_Written exercise_.
The records below must be written out exactly, with every picture left behind.

_Input records_.
..............................
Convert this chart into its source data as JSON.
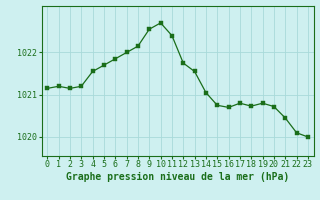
{
  "x": [
    0,
    1,
    2,
    3,
    4,
    5,
    6,
    7,
    8,
    9,
    10,
    11,
    12,
    13,
    14,
    15,
    16,
    17,
    18,
    19,
    20,
    21,
    22,
    23
  ],
  "y": [
    1021.15,
    1021.2,
    1021.15,
    1021.2,
    1021.55,
    1021.7,
    1021.85,
    1022.0,
    1022.15,
    1022.55,
    1022.7,
    1022.4,
    1021.75,
    1021.55,
    1021.05,
    1020.75,
    1020.7,
    1020.8,
    1020.73,
    1020.8,
    1020.72,
    1020.45,
    1020.1,
    1020.0
  ],
  "line_color": "#1a6e1a",
  "marker_color": "#1a6e1a",
  "bg_color": "#cef0f0",
  "grid_color": "#a8dada",
  "axis_color": "#1a6e1a",
  "xlabel": "Graphe pression niveau de la mer (hPa)",
  "xlabel_fontsize": 7.0,
  "tick_fontsize": 6.0,
  "ylabel_ticks": [
    1020,
    1021,
    1022
  ],
  "ylim": [
    1019.55,
    1023.1
  ],
  "xlim": [
    -0.5,
    23.5
  ]
}
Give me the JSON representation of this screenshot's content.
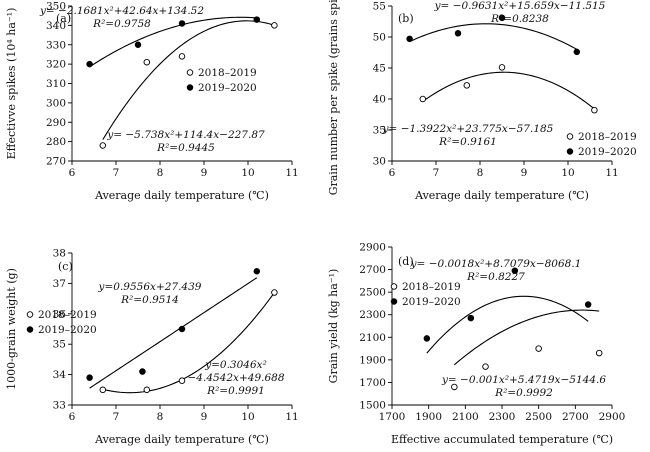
{
  "chart_data": [
    {
      "id": "a",
      "type": "scatter",
      "panel_label": "(a)",
      "xlabel": "Average daily temperature (℃)",
      "ylabel": "Effectivve spikes (10⁴ ha⁻¹)",
      "xlim": [
        6,
        11
      ],
      "ylim": [
        270,
        350
      ],
      "xticks": [
        6,
        7,
        8,
        9,
        10,
        11
      ],
      "yticks": [
        270,
        280,
        290,
        300,
        310,
        320,
        330,
        340,
        350
      ],
      "legend_position": "right",
      "series": [
        {
          "name": "2018–2019",
          "marker": "open",
          "x": [
            6.7,
            7.7,
            8.5,
            10.6
          ],
          "y": [
            278,
            321,
            324,
            340
          ],
          "fit": [
            -5.738,
            114.4,
            -227.87
          ]
        },
        {
          "name": "2019–2020",
          "marker": "filled",
          "x": [
            6.4,
            7.5,
            8.5,
            10.2
          ],
          "y": [
            320,
            330,
            341,
            343
          ],
          "fit": [
            -2.1681,
            42.64,
            134.52
          ]
        }
      ],
      "annotations": [
        {
          "lines": [
            "y= −2.1681x²+42.64x+134.52",
            "R²=0.9758"
          ]
        },
        {
          "lines": [
            "y= −5.738x²+114.4x−227.87",
            "R²=0.9445"
          ]
        }
      ]
    },
    {
      "id": "b",
      "type": "scatter",
      "panel_label": "(b)",
      "xlabel": "Average daily temperature (℃)",
      "ylabel": "Grain number per spike (grains spike⁻¹)",
      "xlim": [
        6,
        11
      ],
      "ylim": [
        30,
        55
      ],
      "xticks": [
        6,
        7,
        8,
        9,
        10,
        11
      ],
      "yticks": [
        30,
        35,
        40,
        45,
        50,
        55
      ],
      "legend_position": "bottom-right",
      "series": [
        {
          "name": "2018–2019",
          "marker": "open",
          "x": [
            6.7,
            7.7,
            8.5,
            10.6
          ],
          "y": [
            40,
            42.2,
            45.1,
            38.2
          ],
          "fit": [
            -1.3922,
            23.775,
            -57.185
          ]
        },
        {
          "name": "2019–2020",
          "marker": "filled",
          "x": [
            6.4,
            7.5,
            8.5,
            10.2
          ],
          "y": [
            49.7,
            50.6,
            53.1,
            47.6
          ],
          "fit": [
            -0.9631,
            15.659,
            -11.515
          ]
        }
      ],
      "annotations": [
        {
          "lines": [
            "y= −0.9631x²+15.659x−11.515",
            "R²=0.8238"
          ]
        },
        {
          "lines": [
            "y= −1.3922x²+23.775x−57.185",
            "R²=0.9161"
          ]
        }
      ]
    },
    {
      "id": "c",
      "type": "scatter",
      "panel_label": "(c)",
      "xlabel": "Average daily temperature (℃)",
      "ylabel": "1000-grain weight (g)",
      "xlim": [
        6,
        11
      ],
      "ylim": [
        33,
        38
      ],
      "xticks": [
        6,
        7,
        8,
        9,
        10,
        11
      ],
      "yticks": [
        33,
        34,
        35,
        36,
        37,
        38
      ],
      "legend_position": "left",
      "series": [
        {
          "name": "2018–2019",
          "marker": "open",
          "x": [
            6.7,
            7.7,
            8.5,
            10.6
          ],
          "y": [
            33.5,
            33.5,
            33.8,
            36.7
          ],
          "fit": [
            0.3046,
            -4.4542,
            49.688
          ]
        },
        {
          "name": "2019–2020",
          "marker": "filled",
          "x": [
            6.4,
            7.6,
            8.5,
            10.2
          ],
          "y": [
            33.9,
            34.1,
            35.5,
            37.4
          ],
          "fit": [
            0,
            0.9556,
            27.439
          ]
        }
      ],
      "annotations": [
        {
          "lines": [
            "y=0.9556x+27.439",
            "R²=0.9514"
          ]
        },
        {
          "lines": [
            "y=0.3046x²",
            "−4.4542x+49.688",
            "R²=0.9991"
          ]
        }
      ]
    },
    {
      "id": "d",
      "type": "scatter",
      "panel_label": "(d)",
      "xlabel": "Effective accumulated temperature (℃)",
      "ylabel": "Grain yield (kg ha⁻¹)",
      "xlim": [
        1700,
        2900
      ],
      "ylim": [
        1500,
        2900
      ],
      "xticks": [
        1700,
        1900,
        2100,
        2300,
        2500,
        2700,
        2900
      ],
      "yticks": [
        1500,
        1700,
        1900,
        2100,
        2300,
        2500,
        2700,
        2900
      ],
      "legend_position": "top-left",
      "series": [
        {
          "name": "2018–2019",
          "marker": "open",
          "x": [
            2040,
            2210,
            2500,
            2830
          ],
          "y": [
            1660,
            1840,
            2000,
            1960
          ],
          "fit": [
            -0.001,
            5.4719,
            -5144.6
          ]
        },
        {
          "name": "2019–2020",
          "marker": "filled",
          "x": [
            1890,
            2130,
            2370,
            2770
          ],
          "y": [
            2090,
            2270,
            2690,
            2390
          ],
          "fit": [
            -0.0018,
            8.7079,
            -8068.1
          ]
        }
      ],
      "annotations": [
        {
          "lines": [
            "y= −0.0018x²+8.7079x−8068.1",
            "R²=0.8227"
          ]
        },
        {
          "lines": [
            "y= −0.001x²+5.4719x−5144.6",
            "R²=0.9992"
          ]
        }
      ]
    }
  ]
}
..............................
_Result of the task_.
Convert this chart into its source data as JSON.
{
  "x": [
    0,
    1,
    2,
    3,
    4,
    5,
    6,
    7,
    8,
    9,
    10,
    11,
    12,
    13,
    14,
    15,
    16,
    17,
    18,
    19,
    20,
    21,
    22,
    23
  ],
  "y": [
    1021.15,
    1021.2,
    1021.15,
    1021.2,
    1021.55,
    1021.7,
    1021.85,
    1022.0,
    1022.15,
    1022.55,
    1022.7,
    1022.4,
    1021.75,
    1021.55,
    1021.05,
    1020.75,
    1020.7,
    1020.8,
    1020.73,
    1020.8,
    1020.72,
    1020.45,
    1020.1,
    1020.0
  ],
  "line_color": "#1a6e1a",
  "marker_color": "#1a6e1a",
  "bg_color": "#cef0f0",
  "grid_color": "#a8dada",
  "axis_color": "#1a6e1a",
  "xlabel": "Graphe pression niveau de la mer (hPa)",
  "xlabel_fontsize": 7.0,
  "tick_fontsize": 6.0,
  "ylabel_ticks": [
    1020,
    1021,
    1022
  ],
  "ylim": [
    1019.55,
    1023.1
  ],
  "xlim": [
    -0.5,
    23.5
  ]
}
Give me the JSON representation of this screenshot's content.
{
  "chart_data": [
    {
      "id": "a",
      "type": "scatter",
      "panel_label": "(a)",
      "xlabel": "Average daily temperature (℃)",
      "ylabel": "Effectivve spikes (10⁴ ha⁻¹)",
      "xlim": [
        6,
        11
      ],
      "ylim": [
        270,
        350
      ],
      "xticks": [
        6,
        7,
        8,
        9,
        10,
        11
      ],
      "yticks": [
        270,
        280,
        290,
        300,
        310,
        320,
        330,
        340,
        350
      ],
      "legend_position": "right",
      "series": [
        {
          "name": "2018–2019",
          "marker": "open",
          "x": [
            6.7,
            7.7,
            8.5,
            10.6
          ],
          "y": [
            278,
            321,
            324,
            340
          ],
          "fit": [
            -5.738,
            114.4,
            -227.87
          ]
        },
        {
          "name": "2019–2020",
          "marker": "filled",
          "x": [
            6.4,
            7.5,
            8.5,
            10.2
          ],
          "y": [
            320,
            330,
            341,
            343
          ],
          "fit": [
            -2.1681,
            42.64,
            134.52
          ]
        }
      ],
      "annotations": [
        {
          "lines": [
            "y= −2.1681x²+42.64x+134.52",
            "R²=0.9758"
          ]
        },
        {
          "lines": [
            "y= −5.738x²+114.4x−227.87",
            "R²=0.9445"
          ]
        }
      ]
    },
    {
      "id": "b",
      "type": "scatter",
      "panel_label": "(b)",
      "xlabel": "Average daily temperature (℃)",
      "ylabel": "Grain number per spike (grains spike⁻¹)",
      "xlim": [
        6,
        11
      ],
      "ylim": [
        30,
        55
      ],
      "xticks": [
        6,
        7,
        8,
        9,
        10,
        11
      ],
      "yticks": [
        30,
        35,
        40,
        45,
        50,
        55
      ],
      "legend_position": "bottom-right",
      "series": [
        {
          "name": "2018–2019",
          "marker": "open",
          "x": [
            6.7,
            7.7,
            8.5,
            10.6
          ],
          "y": [
            40,
            42.2,
            45.1,
            38.2
          ],
          "fit": [
            -1.3922,
            23.775,
            -57.185
          ]
        },
        {
          "name": "2019–2020",
          "marker": "filled",
          "x": [
            6.4,
            7.5,
            8.5,
            10.2
          ],
          "y": [
            49.7,
            50.6,
            53.1,
            47.6
          ],
          "fit": [
            -0.9631,
            15.659,
            -11.515
          ]
        }
      ],
      "annotations": [
        {
          "lines": [
            "y= −0.9631x²+15.659x−11.515",
            "R²=0.8238"
          ]
        },
        {
          "lines": [
            "y= −1.3922x²+23.775x−57.185",
            "R²=0.9161"
          ]
        }
      ]
    },
    {
      "id": "c",
      "type": "scatter",
      "panel_label": "(c)",
      "xlabel": "Average daily temperature (℃)",
      "ylabel": "1000-grain weight (g)",
      "xlim": [
        6,
        11
      ],
      "ylim": [
        33,
        38
      ],
      "xticks": [
        6,
        7,
        8,
        9,
        10,
        11
      ],
      "yticks": [
        33,
        34,
        35,
        36,
        37,
        38
      ],
      "legend_position": "left",
      "series": [
        {
          "name": "2018–2019",
          "marker": "open",
          "x": [
            6.7,
            7.7,
            8.5,
            10.6
          ],
          "y": [
            33.5,
            33.5,
            33.8,
            36.7
          ],
          "fit": [
            0.3046,
            -4.4542,
            49.688
          ]
        },
        {
          "name": "2019–2020",
          "marker": "filled",
          "x": [
            6.4,
            7.6,
            8.5,
            10.2
          ],
          "y": [
            33.9,
            34.1,
            35.5,
            37.4
          ],
          "fit": [
            0,
            0.9556,
            27.439
          ]
        }
      ],
      "annotations": [
        {
          "lines": [
            "y=0.9556x+27.439",
            "R²=0.9514"
          ]
        },
        {
          "lines": [
            "y=0.3046x²",
            "−4.4542x+49.688",
            "R²=0.9991"
          ]
        }
      ]
    },
    {
      "id": "d",
      "type": "scatter",
      "panel_label": "(d)",
      "xlabel": "Effective accumulated temperature (℃)",
      "ylabel": "Grain yield (kg ha⁻¹)",
      "xlim": [
        1700,
        2900
      ],
      "ylim": [
        1500,
        2900
      ],
      "xticks": [
        1700,
        1900,
        2100,
        2300,
        2500,
        2700,
        2900
      ],
      "yticks": [
        1500,
        1700,
        1900,
        2100,
        2300,
        2500,
        2700,
        2900
      ],
      "legend_position": "top-left",
      "series": [
        {
          "name": "2018–2019",
          "marker": "open",
          "x": [
            2040,
            2210,
            2500,
            2830
          ],
          "y": [
            1660,
            1840,
            2000,
            1960
          ],
          "fit": [
            -0.001,
            5.4719,
            -5144.6
          ]
        },
        {
          "name": "2019–2020",
          "marker": "filled",
          "x": [
            1890,
            2130,
            2370,
            2770
          ],
          "y": [
            2090,
            2270,
            2690,
            2390
          ],
          "fit": [
            -0.0018,
            8.7079,
            -8068.1
          ]
        }
      ],
      "annotations": [
        {
          "lines": [
            "y= −0.0018x²+8.7079x−8068.1",
            "R²=0.8227"
          ]
        },
        {
          "lines": [
            "y= −0.001x²+5.4719x−5144.6",
            "R²=0.9992"
          ]
        }
      ]
    }
  ]
}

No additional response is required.